RECORDS:
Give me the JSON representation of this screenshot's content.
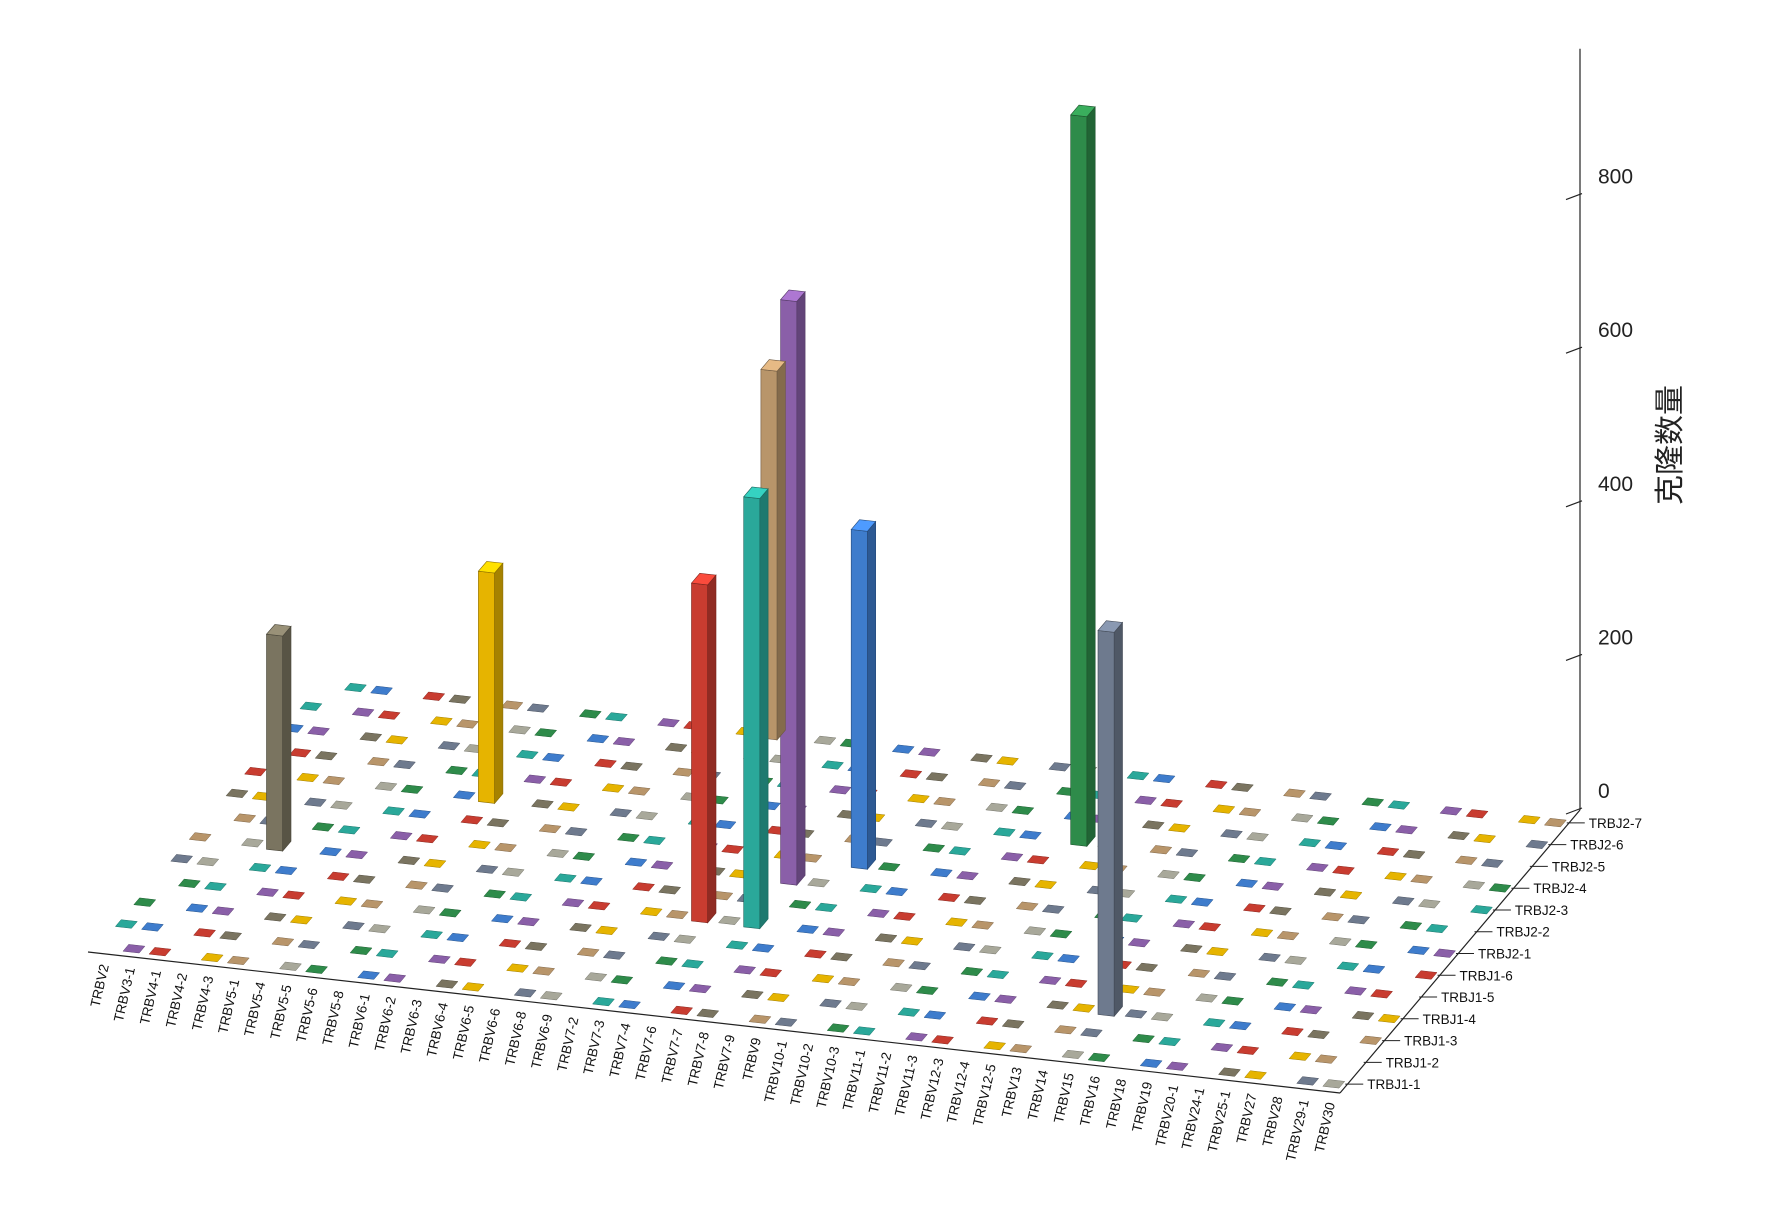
{
  "chart_data": {
    "type": "bar3d",
    "title": "",
    "zlabel": "克隆数量",
    "zlim": [
      0,
      900
    ],
    "z_ticks": [
      0,
      200,
      400,
      600,
      800
    ],
    "x_categories": [
      "TRBV2",
      "TRBV3-1",
      "TRBV4-1",
      "TRBV4-2",
      "TRBV4-3",
      "TRBV5-1",
      "TRBV5-4",
      "TRBV5-5",
      "TRBV5-6",
      "TRBV5-8",
      "TRBV6-1",
      "TRBV6-2",
      "TRBV6-3",
      "TRBV6-4",
      "TRBV6-5",
      "TRBV6-6",
      "TRBV6-8",
      "TRBV6-9",
      "TRBV7-2",
      "TRBV7-3",
      "TRBV7-4",
      "TRBV7-6",
      "TRBV7-7",
      "TRBV7-8",
      "TRBV7-9",
      "TRBV9",
      "TRBV10-1",
      "TRBV10-2",
      "TRBV10-3",
      "TRBV11-1",
      "TRBV11-2",
      "TRBV11-3",
      "TRBV12-3",
      "TRBV12-4",
      "TRBV12-5",
      "TRBV13",
      "TRBV14",
      "TRBV15",
      "TRBV16",
      "TRBV18",
      "TRBV19",
      "TRBV20-1",
      "TRBV24-1",
      "TRBV25-1",
      "TRBV27",
      "TRBV28",
      "TRBV29-1",
      "TRBV30"
    ],
    "y_categories": [
      "TRBJ1-1",
      "TRBJ1-2",
      "TRBJ1-3",
      "TRBJ1-4",
      "TRBJ1-5",
      "TRBJ1-6",
      "TRBJ2-1",
      "TRBJ2-2",
      "TRBJ2-3",
      "TRBJ2-4",
      "TRBJ2-5",
      "TRBJ2-6",
      "TRBJ2-7"
    ],
    "series_colors": [
      "#3e7ccc",
      "#a8a89a",
      "#e6b400",
      "#8a5fa8",
      "#2e8b4a",
      "#b8956a",
      "#c83c30",
      "#2aa89a",
      "#6e7a8e",
      "#7a7460"
    ],
    "bars": [
      [
        9,
        8,
        300
      ],
      [
        22,
        6,
        760
      ],
      [
        31,
        9,
        950
      ],
      [
        17,
        12,
        480
      ],
      [
        20,
        4,
        440
      ],
      [
        22,
        4,
        560
      ],
      [
        37,
        2,
        500
      ],
      [
        3,
        5,
        280
      ],
      [
        24,
        7,
        440
      ]
    ]
  }
}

EXERCISE AIM: Reproduce the entries above without change, omitting all pictures.

ANSWER TO THE PROBLEM:
Give me the JSON representation of this screenshot's content.
{
  "chart_data": {
    "type": "bar3d",
    "title": "",
    "zlabel": "克隆数量",
    "zlim": [
      0,
      900
    ],
    "z_ticks": [
      0,
      200,
      400,
      600,
      800
    ],
    "x_categories": [
      "TRBV2",
      "TRBV3-1",
      "TRBV4-1",
      "TRBV4-2",
      "TRBV4-3",
      "TRBV5-1",
      "TRBV5-4",
      "TRBV5-5",
      "TRBV5-6",
      "TRBV5-8",
      "TRBV6-1",
      "TRBV6-2",
      "TRBV6-3",
      "TRBV6-4",
      "TRBV6-5",
      "TRBV6-6",
      "TRBV6-8",
      "TRBV6-9",
      "TRBV7-2",
      "TRBV7-3",
      "TRBV7-4",
      "TRBV7-6",
      "TRBV7-7",
      "TRBV7-8",
      "TRBV7-9",
      "TRBV9",
      "TRBV10-1",
      "TRBV10-2",
      "TRBV10-3",
      "TRBV11-1",
      "TRBV11-2",
      "TRBV11-3",
      "TRBV12-3",
      "TRBV12-4",
      "TRBV12-5",
      "TRBV13",
      "TRBV14",
      "TRBV15",
      "TRBV16",
      "TRBV18",
      "TRBV19",
      "TRBV20-1",
      "TRBV24-1",
      "TRBV25-1",
      "TRBV27",
      "TRBV28",
      "TRBV29-1",
      "TRBV30"
    ],
    "y_categories": [
      "TRBJ1-1",
      "TRBJ1-2",
      "TRBJ1-3",
      "TRBJ1-4",
      "TRBJ1-5",
      "TRBJ1-6",
      "TRBJ2-1",
      "TRBJ2-2",
      "TRBJ2-3",
      "TRBJ2-4",
      "TRBJ2-5",
      "TRBJ2-6",
      "TRBJ2-7"
    ],
    "series_colors": [
      "#3e7ccc",
      "#a8a89a",
      "#e6b400",
      "#8a5fa8",
      "#2e8b4a",
      "#b8956a",
      "#c83c30",
      "#2aa89a",
      "#6e7a8e",
      "#7a7460"
    ],
    "bars": [
      [
        9,
        8,
        300
      ],
      [
        22,
        6,
        760
      ],
      [
        31,
        9,
        950
      ],
      [
        17,
        12,
        480
      ],
      [
        20,
        4,
        440
      ],
      [
        22,
        4,
        560
      ],
      [
        37,
        2,
        500
      ],
      [
        3,
        5,
        280
      ],
      [
        24,
        7,
        440
      ]
    ]
  }
}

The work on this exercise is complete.